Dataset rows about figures
---------------

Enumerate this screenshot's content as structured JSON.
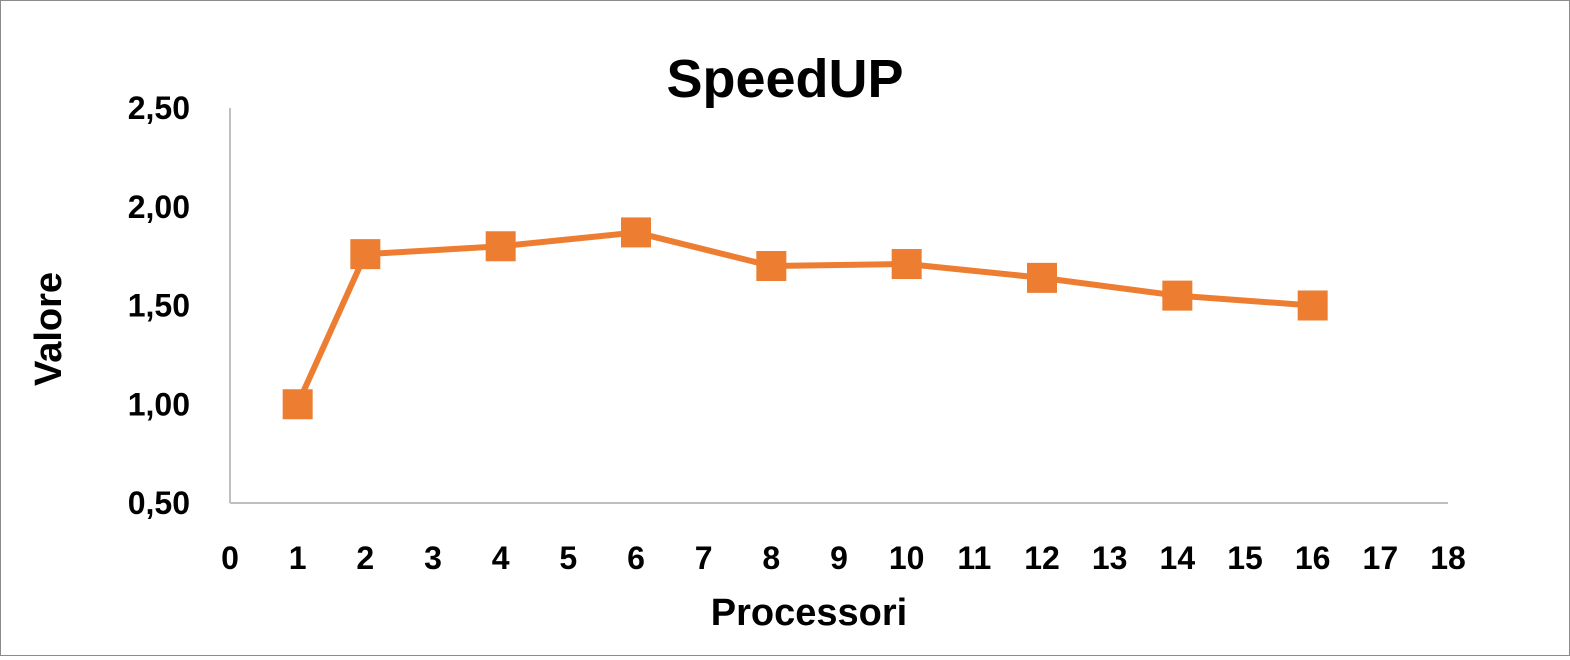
{
  "chart_data": {
    "type": "line",
    "title": "SpeedUP",
    "xlabel": "Processori",
    "ylabel": "Valore",
    "xlim": [
      0,
      18
    ],
    "ylim": [
      0.5,
      2.5
    ],
    "x_ticks": [
      "0",
      "1",
      "2",
      "3",
      "4",
      "5",
      "6",
      "7",
      "8",
      "9",
      "10",
      "11",
      "12",
      "13",
      "14",
      "15",
      "16",
      "17",
      "18"
    ],
    "y_ticks": [
      "0,50",
      "1,00",
      "1,50",
      "2,00",
      "2,50"
    ],
    "grid": false,
    "legend": "none",
    "series": [
      {
        "color": "#ED7D31",
        "marker": "square",
        "x": [
          1,
          2,
          4,
          6,
          8,
          10,
          12,
          14,
          16
        ],
        "y": [
          1.0,
          1.76,
          1.8,
          1.87,
          1.7,
          1.71,
          1.64,
          1.55,
          1.5
        ]
      }
    ]
  }
}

---------------

**Task objective**
None of the pictures should appear; repeat the records exactly otherwise.

**The output**
Enumerate this screenshot's content as structured JSON.
{
  "chart_data": {
    "type": "line",
    "title": "SpeedUP",
    "xlabel": "Processori",
    "ylabel": "Valore",
    "xlim": [
      0,
      18
    ],
    "ylim": [
      0.5,
      2.5
    ],
    "x_ticks": [
      "0",
      "1",
      "2",
      "3",
      "4",
      "5",
      "6",
      "7",
      "8",
      "9",
      "10",
      "11",
      "12",
      "13",
      "14",
      "15",
      "16",
      "17",
      "18"
    ],
    "y_ticks": [
      "0,50",
      "1,00",
      "1,50",
      "2,00",
      "2,50"
    ],
    "grid": false,
    "legend": "none",
    "series": [
      {
        "color": "#ED7D31",
        "marker": "square",
        "x": [
          1,
          2,
          4,
          6,
          8,
          10,
          12,
          14,
          16
        ],
        "y": [
          1.0,
          1.76,
          1.8,
          1.87,
          1.7,
          1.71,
          1.64,
          1.55,
          1.5
        ]
      }
    ]
  }
}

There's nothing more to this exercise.